GIVEN EXERCISE> Return all lines where the word "оплату" can be found.

Data records>
******************************

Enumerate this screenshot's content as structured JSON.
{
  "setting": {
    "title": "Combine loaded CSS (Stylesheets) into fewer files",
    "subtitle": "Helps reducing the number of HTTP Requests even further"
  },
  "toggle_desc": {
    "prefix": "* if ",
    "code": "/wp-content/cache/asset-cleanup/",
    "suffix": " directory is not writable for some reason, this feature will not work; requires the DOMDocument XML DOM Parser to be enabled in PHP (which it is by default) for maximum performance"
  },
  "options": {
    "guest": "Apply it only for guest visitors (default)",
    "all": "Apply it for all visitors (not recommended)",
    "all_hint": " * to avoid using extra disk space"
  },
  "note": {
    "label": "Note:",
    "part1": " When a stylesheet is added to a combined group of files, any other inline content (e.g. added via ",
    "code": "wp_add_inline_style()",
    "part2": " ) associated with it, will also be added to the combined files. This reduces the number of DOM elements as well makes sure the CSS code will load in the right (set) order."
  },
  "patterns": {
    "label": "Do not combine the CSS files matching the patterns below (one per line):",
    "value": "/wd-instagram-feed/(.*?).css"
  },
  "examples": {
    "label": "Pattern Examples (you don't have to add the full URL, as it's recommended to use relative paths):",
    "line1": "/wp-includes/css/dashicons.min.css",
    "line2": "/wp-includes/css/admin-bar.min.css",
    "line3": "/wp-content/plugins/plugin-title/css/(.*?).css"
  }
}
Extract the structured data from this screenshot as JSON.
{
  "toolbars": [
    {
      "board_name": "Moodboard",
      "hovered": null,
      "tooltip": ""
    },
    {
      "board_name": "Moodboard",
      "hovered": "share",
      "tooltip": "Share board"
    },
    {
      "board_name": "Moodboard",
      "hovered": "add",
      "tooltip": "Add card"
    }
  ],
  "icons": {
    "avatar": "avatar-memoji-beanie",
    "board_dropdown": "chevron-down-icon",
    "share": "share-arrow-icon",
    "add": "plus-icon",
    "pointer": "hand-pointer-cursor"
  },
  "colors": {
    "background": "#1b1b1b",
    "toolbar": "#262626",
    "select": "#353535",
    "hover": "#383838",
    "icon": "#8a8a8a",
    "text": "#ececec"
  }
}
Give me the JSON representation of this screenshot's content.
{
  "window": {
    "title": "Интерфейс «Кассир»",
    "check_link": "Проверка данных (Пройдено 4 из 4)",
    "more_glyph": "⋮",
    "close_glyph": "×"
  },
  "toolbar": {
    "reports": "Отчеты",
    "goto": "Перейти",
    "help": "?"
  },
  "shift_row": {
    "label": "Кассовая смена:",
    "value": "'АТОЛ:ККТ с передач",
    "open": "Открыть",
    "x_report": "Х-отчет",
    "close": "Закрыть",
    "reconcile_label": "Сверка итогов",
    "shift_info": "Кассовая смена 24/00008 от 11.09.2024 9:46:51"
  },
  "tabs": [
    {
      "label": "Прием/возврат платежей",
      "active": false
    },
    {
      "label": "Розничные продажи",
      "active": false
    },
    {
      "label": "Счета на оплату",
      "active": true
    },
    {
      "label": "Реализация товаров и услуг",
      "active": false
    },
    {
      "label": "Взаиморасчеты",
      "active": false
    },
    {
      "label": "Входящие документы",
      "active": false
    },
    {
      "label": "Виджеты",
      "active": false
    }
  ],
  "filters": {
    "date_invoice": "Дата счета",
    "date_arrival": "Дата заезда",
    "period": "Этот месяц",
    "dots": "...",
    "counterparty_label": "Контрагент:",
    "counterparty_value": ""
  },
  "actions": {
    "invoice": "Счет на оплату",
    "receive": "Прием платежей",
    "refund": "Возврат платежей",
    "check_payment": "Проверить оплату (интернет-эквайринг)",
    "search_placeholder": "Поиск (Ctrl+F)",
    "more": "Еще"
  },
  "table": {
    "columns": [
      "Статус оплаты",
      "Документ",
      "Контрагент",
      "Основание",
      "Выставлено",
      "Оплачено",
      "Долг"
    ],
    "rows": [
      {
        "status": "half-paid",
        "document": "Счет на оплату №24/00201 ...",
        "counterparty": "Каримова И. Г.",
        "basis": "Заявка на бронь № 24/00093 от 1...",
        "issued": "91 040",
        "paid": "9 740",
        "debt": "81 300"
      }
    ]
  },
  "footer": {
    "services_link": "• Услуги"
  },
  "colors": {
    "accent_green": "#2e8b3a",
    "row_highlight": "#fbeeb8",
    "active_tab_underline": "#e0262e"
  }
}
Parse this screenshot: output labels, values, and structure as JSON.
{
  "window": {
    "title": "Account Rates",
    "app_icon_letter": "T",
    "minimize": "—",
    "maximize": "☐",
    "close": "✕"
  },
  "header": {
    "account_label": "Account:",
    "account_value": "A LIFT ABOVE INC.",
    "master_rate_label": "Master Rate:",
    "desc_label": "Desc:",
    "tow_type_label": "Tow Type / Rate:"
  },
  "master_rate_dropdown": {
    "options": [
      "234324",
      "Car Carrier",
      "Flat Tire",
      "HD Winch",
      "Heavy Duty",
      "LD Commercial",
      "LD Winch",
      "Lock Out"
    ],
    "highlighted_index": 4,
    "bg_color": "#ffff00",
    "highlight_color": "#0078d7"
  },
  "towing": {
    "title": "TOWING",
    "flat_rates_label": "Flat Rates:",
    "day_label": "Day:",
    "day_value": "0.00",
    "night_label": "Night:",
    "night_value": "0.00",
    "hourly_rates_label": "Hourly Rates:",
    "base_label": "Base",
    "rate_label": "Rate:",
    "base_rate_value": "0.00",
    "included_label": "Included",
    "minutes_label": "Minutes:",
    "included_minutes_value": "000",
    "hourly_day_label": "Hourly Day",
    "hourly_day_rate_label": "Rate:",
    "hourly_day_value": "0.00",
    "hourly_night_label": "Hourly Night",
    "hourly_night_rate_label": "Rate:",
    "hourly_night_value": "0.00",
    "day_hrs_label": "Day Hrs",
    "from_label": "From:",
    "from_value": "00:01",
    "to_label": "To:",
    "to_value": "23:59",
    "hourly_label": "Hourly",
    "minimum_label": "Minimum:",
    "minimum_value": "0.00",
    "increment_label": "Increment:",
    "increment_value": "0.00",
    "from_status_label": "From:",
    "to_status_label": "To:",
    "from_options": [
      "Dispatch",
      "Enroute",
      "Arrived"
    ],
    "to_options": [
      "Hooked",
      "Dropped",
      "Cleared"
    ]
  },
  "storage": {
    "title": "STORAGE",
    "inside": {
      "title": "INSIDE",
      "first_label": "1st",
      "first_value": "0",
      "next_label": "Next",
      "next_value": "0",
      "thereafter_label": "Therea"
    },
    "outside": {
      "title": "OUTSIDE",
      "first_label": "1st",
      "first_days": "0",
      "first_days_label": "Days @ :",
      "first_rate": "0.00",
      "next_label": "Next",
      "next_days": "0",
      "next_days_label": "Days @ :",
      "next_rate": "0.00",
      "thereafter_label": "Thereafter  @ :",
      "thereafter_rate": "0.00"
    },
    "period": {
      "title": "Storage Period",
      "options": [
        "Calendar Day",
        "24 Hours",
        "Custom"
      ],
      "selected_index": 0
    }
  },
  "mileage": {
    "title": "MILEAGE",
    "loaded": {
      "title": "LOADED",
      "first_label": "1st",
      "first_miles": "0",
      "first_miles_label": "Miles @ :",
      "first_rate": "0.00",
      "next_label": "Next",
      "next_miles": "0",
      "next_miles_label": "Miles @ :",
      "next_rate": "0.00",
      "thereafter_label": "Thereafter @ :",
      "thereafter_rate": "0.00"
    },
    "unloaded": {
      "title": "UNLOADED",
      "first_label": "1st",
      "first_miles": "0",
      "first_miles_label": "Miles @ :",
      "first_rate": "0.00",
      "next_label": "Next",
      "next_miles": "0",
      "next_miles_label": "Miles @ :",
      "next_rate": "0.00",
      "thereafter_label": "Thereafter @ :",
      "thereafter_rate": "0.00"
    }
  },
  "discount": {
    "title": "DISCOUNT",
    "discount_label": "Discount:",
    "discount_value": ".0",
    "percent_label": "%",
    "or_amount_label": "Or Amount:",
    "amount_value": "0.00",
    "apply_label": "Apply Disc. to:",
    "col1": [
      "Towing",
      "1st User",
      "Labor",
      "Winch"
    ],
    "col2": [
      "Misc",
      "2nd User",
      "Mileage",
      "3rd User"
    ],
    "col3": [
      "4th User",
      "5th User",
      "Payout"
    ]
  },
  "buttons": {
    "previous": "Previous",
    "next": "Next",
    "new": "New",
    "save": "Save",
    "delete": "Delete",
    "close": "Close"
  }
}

******************************

FINAL RESULT>
      "label": "Счета на оплату",
    "invoice": "Счет на оплату",
    "check_payment": "Проверить оплату (интернет-эквайринг)",
        "document": "Счет на оплату №24/00201 ...",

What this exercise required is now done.